What is needed:
Reproduce the lines of each entry below with every "poorrange" changed to "poor range" and nothing else altered. Omit the pictures.

Dataset extract:
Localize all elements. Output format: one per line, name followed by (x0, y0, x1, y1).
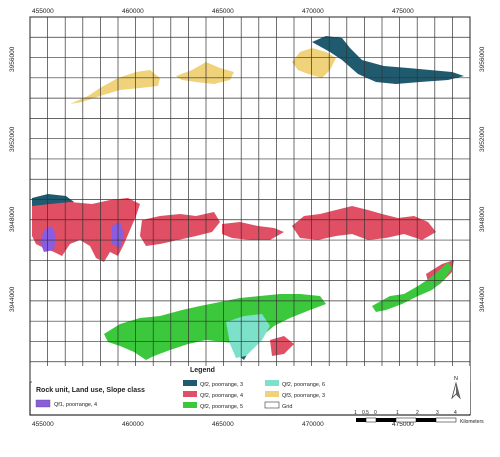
polygon-qf2-5-south (104, 294, 326, 360)
legend-title: Legend (190, 367, 215, 374)
polygon-qf2-4-mid (222, 222, 284, 240)
x-tick-label: 460000 (122, 421, 144, 428)
y-tick-label: 3944000 (9, 286, 16, 312)
x-tick-labels: 455000 460000 465000 470000 475000 45500… (32, 8, 414, 428)
x-tick-label: 475000 (392, 8, 414, 15)
legend-swatch-qf2-6 (265, 380, 279, 386)
scale-segment (365, 417, 377, 423)
legend-label: Qf2, poorrange, 5 (200, 404, 243, 410)
y-tick-label: 3956000 (9, 46, 16, 72)
y-tick-label: 3952000 (9, 126, 16, 152)
scale-label: 2 (416, 410, 419, 416)
scale-segment (416, 418, 436, 422)
polygon-qf2-4-east (292, 206, 436, 240)
polygon-qf3-mid (176, 62, 234, 84)
legend-swatch-qf1-4 (35, 399, 51, 408)
polygon-qf2-3-east (312, 36, 464, 84)
legend-swatch-grid (264, 401, 280, 409)
legend-background (32, 366, 470, 414)
scale-label: 3 (436, 410, 439, 416)
legend-label: Qf1, poorrange, 4 (54, 402, 97, 408)
polygon-qf2-4-west (32, 198, 140, 262)
x-tick-label: 465000 (212, 8, 234, 15)
legend-label: Qf2, poorrange, 6 (282, 382, 325, 388)
scale-segment (395, 417, 417, 423)
legend-label: Qf2, poorrange, 4 (200, 393, 243, 399)
north-arrow: N (451, 376, 461, 400)
scale-segment (376, 418, 396, 422)
scale-bar: 1 0.5 0 1 2 3 4 Kilometers (354, 410, 484, 425)
polygon-qf2-4-south (270, 336, 294, 356)
legend-label: Qf3, poorrange, 3 (282, 393, 325, 399)
scale-label: 0 (374, 410, 377, 416)
scale-label: 1 (396, 410, 399, 416)
polygon-qf3-east (292, 48, 336, 78)
x-tick-label: 455000 (32, 421, 54, 428)
legend-label: Grid (282, 404, 292, 410)
scale-label: 1 (354, 410, 357, 416)
map-polygons (32, 36, 464, 360)
y-tick-label: 3944000 (479, 286, 486, 312)
legend-subtitle: Rock unit, Land use, Slope class (36, 387, 145, 394)
x-tick-label: 470000 (302, 421, 324, 428)
legend-swatch-qf2-5 (183, 402, 197, 408)
scale-segment (435, 417, 457, 423)
legend-label: Qf2, poorrange, 3 (200, 382, 243, 388)
y-tick-label: 3956000 (479, 46, 486, 72)
scale-segment (356, 418, 366, 422)
x-tick-label: 460000 (122, 8, 144, 15)
y-tick-label: 3952000 (479, 126, 486, 152)
polygon-qf1-west (40, 226, 56, 252)
x-tick-label: 475000 (392, 421, 414, 428)
scale-label: 4 (454, 410, 457, 416)
north-label: N (454, 376, 458, 382)
x-tick-label: 455000 (32, 8, 54, 15)
scale-label: 0.5 (362, 410, 369, 416)
polygon-qf3-west (70, 70, 160, 104)
y-tick-label: 3948000 (479, 206, 486, 232)
north-arrow-shade (456, 383, 460, 398)
y-tick-label: 3948000 (9, 206, 16, 232)
legend-swatch-qf3-3 (265, 391, 279, 397)
legend-swatch-qf2-3 (183, 380, 197, 386)
y-tick-labels: 3956000 3952000 3948000 3944000 3956000 … (9, 46, 486, 312)
polygon-qf2-5-east (372, 262, 452, 312)
legend-swatch-qf2-4 (183, 391, 197, 397)
x-tick-label: 470000 (302, 8, 324, 15)
x-tick-label: 465000 (212, 421, 234, 428)
scale-unit: Kilometers (460, 419, 484, 425)
polygon-qf2-4-central (140, 212, 220, 246)
legend: Legend Rock unit, Land use, Slope class … (32, 366, 484, 425)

Exercise answer:
Localize all elements. Output format: one per line, name followed by (x0, y0, x1, y1).
polygon-qf2-5-south (104, 294, 326, 360)
legend-title: Legend (190, 367, 215, 374)
polygon-qf2-4-mid (222, 222, 284, 240)
x-tick-label: 460000 (122, 421, 144, 428)
y-tick-label: 3944000 (9, 286, 16, 312)
x-tick-labels: 455000 460000 465000 470000 475000 45500… (32, 8, 414, 428)
x-tick-label: 475000 (392, 8, 414, 15)
legend-swatch-qf2-6 (265, 380, 279, 386)
scale-segment (365, 417, 377, 423)
legend-label: Qf2, poor range, 5 (200, 404, 243, 410)
y-tick-label: 3956000 (9, 46, 16, 72)
y-tick-label: 3952000 (9, 126, 16, 152)
scale-label: 2 (416, 410, 419, 416)
scale-segment (416, 418, 436, 422)
polygon-qf2-4-east (292, 206, 436, 240)
polygon-qf3-mid (176, 62, 234, 84)
legend-swatch-qf1-4 (35, 399, 51, 408)
polygon-qf2-3-east (312, 36, 464, 84)
legend-swatch-grid (264, 401, 280, 409)
legend-background (32, 366, 470, 414)
scale-label: 3 (436, 410, 439, 416)
legend-label: Qf1, poor range, 4 (54, 402, 97, 408)
polygon-qf2-4-west (32, 198, 140, 262)
x-tick-label: 465000 (212, 8, 234, 15)
legend-label: Qf2, poor range, 6 (282, 382, 325, 388)
scale-segment (395, 417, 417, 423)
legend-label: Qf2, poor range, 4 (200, 393, 243, 399)
north-arrow: N (451, 376, 461, 400)
scale-segment (376, 418, 396, 422)
scale-bar: 1 0.5 0 1 2 3 4 Kilometers (354, 410, 484, 425)
polygon-qf2-4-south (270, 336, 294, 356)
legend-label: Qf3, poor range, 3 (282, 393, 325, 399)
scale-label: 0 (374, 410, 377, 416)
scale-label: 1 (396, 410, 399, 416)
polygon-qf3-east (292, 48, 336, 78)
x-tick-label: 455000 (32, 421, 54, 428)
legend-label: Grid (282, 404, 292, 410)
scale-label: 1 (354, 410, 357, 416)
map-polygons (32, 36, 464, 360)
y-tick-label: 3944000 (479, 286, 486, 312)
legend-subtitle: Rock unit, Land use, Slope class (36, 387, 145, 394)
x-tick-label: 470000 (302, 421, 324, 428)
legend-swatch-qf2-5 (183, 402, 197, 408)
scale-segment (435, 417, 457, 423)
legend-label: Qf2, poor range, 3 (200, 382, 243, 388)
y-tick-label: 3956000 (479, 46, 486, 72)
scale-segment (356, 418, 366, 422)
x-tick-label: 460000 (122, 8, 144, 15)
y-tick-label: 3952000 (479, 126, 486, 152)
polygon-qf1-west (40, 226, 56, 252)
x-tick-label: 475000 (392, 421, 414, 428)
scale-label: 4 (454, 410, 457, 416)
north-label: N (454, 376, 458, 382)
x-tick-label: 455000 (32, 8, 54, 15)
scale-label: 0.5 (362, 410, 369, 416)
polygon-qf3-west (70, 70, 160, 104)
y-tick-label: 3948000 (479, 206, 486, 232)
north-arrow-shade (456, 383, 460, 398)
y-tick-label: 3948000 (9, 206, 16, 232)
legend-swatch-qf3-3 (265, 391, 279, 397)
legend-swatch-qf2-3 (183, 380, 197, 386)
y-tick-labels: 3956000 3952000 3948000 3944000 3956000 … (9, 46, 486, 312)
polygon-qf2-5-east (372, 262, 452, 312)
legend-swatch-qf2-4 (183, 391, 197, 397)
x-tick-label: 470000 (302, 8, 324, 15)
x-tick-label: 465000 (212, 421, 234, 428)
scale-unit: Kilometers (460, 419, 484, 425)
polygon-qf2-4-central (140, 212, 220, 246)
legend: Legend Rock unit, Land use, Slope class … (32, 366, 484, 425)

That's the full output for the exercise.